> **Problem to solve**
In the entries below, how many lines include "pared"? Reply with the number and nothing more.
--- Extracted data ---
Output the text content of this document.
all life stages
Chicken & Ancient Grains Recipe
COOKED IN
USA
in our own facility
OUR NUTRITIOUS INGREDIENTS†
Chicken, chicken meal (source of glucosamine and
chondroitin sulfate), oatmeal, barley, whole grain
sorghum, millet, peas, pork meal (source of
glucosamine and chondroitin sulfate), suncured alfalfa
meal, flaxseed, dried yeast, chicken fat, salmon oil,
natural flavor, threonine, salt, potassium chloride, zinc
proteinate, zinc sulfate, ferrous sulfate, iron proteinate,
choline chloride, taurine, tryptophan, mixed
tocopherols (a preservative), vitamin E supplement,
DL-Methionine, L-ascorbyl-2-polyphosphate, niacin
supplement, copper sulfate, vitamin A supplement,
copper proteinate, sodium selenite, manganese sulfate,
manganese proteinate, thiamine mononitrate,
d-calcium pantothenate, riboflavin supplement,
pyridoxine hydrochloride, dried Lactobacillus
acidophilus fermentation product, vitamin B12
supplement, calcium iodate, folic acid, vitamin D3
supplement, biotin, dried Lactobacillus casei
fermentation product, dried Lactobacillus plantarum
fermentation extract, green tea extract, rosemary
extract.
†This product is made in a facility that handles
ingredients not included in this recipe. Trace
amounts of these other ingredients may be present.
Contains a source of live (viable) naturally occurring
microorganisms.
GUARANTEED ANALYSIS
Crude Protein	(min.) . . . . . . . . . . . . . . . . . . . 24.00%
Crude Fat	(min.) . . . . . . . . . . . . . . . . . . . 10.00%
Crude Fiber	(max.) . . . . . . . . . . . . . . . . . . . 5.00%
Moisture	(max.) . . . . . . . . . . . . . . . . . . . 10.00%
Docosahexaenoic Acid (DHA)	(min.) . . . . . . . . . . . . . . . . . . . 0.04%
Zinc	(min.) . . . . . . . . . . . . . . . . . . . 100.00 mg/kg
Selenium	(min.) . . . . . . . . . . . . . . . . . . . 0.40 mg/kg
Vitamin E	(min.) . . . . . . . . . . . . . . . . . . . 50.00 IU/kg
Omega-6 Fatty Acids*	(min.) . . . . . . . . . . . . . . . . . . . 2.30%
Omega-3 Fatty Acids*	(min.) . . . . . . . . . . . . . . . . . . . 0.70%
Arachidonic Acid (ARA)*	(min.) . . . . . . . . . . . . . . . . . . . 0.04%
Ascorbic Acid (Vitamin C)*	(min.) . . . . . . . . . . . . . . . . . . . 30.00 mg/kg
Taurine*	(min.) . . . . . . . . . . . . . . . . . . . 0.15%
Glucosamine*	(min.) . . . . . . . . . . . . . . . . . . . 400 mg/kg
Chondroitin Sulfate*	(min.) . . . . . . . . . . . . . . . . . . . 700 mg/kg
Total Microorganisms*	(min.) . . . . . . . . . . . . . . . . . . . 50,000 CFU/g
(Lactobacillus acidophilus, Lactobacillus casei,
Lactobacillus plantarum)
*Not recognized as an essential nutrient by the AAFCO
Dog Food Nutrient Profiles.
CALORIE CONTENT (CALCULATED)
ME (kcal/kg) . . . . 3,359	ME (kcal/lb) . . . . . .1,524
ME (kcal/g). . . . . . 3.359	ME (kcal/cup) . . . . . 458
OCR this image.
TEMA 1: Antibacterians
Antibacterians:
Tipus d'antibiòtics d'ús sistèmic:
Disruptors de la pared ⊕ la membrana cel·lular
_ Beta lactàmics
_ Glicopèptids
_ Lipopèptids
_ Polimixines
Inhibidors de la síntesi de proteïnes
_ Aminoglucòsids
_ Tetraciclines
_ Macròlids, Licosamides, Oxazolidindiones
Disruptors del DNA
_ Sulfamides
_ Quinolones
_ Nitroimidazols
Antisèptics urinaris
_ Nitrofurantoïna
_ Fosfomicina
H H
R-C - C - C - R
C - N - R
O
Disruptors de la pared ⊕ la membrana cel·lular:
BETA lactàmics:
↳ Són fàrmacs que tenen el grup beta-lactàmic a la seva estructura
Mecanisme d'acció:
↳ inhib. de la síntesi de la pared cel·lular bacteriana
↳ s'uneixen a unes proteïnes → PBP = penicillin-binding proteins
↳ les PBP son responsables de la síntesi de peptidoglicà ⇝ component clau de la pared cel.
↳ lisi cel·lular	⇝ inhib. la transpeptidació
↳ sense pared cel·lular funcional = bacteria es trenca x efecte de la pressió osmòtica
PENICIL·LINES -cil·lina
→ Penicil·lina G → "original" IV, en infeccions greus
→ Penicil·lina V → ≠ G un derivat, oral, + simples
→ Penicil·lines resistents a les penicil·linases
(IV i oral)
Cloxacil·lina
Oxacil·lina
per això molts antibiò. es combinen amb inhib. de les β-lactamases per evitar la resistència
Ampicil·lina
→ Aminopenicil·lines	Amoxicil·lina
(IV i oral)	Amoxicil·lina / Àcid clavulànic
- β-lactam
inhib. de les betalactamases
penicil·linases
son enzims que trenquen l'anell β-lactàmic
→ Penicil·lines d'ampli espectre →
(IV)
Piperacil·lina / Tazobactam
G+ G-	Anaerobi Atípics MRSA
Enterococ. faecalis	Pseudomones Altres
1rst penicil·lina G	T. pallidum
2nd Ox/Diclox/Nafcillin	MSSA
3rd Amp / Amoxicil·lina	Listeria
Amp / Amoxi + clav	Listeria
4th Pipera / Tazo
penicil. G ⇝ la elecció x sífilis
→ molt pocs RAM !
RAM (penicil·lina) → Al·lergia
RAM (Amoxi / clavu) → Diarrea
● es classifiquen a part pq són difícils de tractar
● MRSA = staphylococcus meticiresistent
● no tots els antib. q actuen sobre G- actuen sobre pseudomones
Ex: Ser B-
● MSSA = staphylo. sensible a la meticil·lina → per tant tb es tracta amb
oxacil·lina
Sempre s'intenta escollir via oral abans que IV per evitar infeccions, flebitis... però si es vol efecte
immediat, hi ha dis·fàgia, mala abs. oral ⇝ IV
---
> **Your response**
5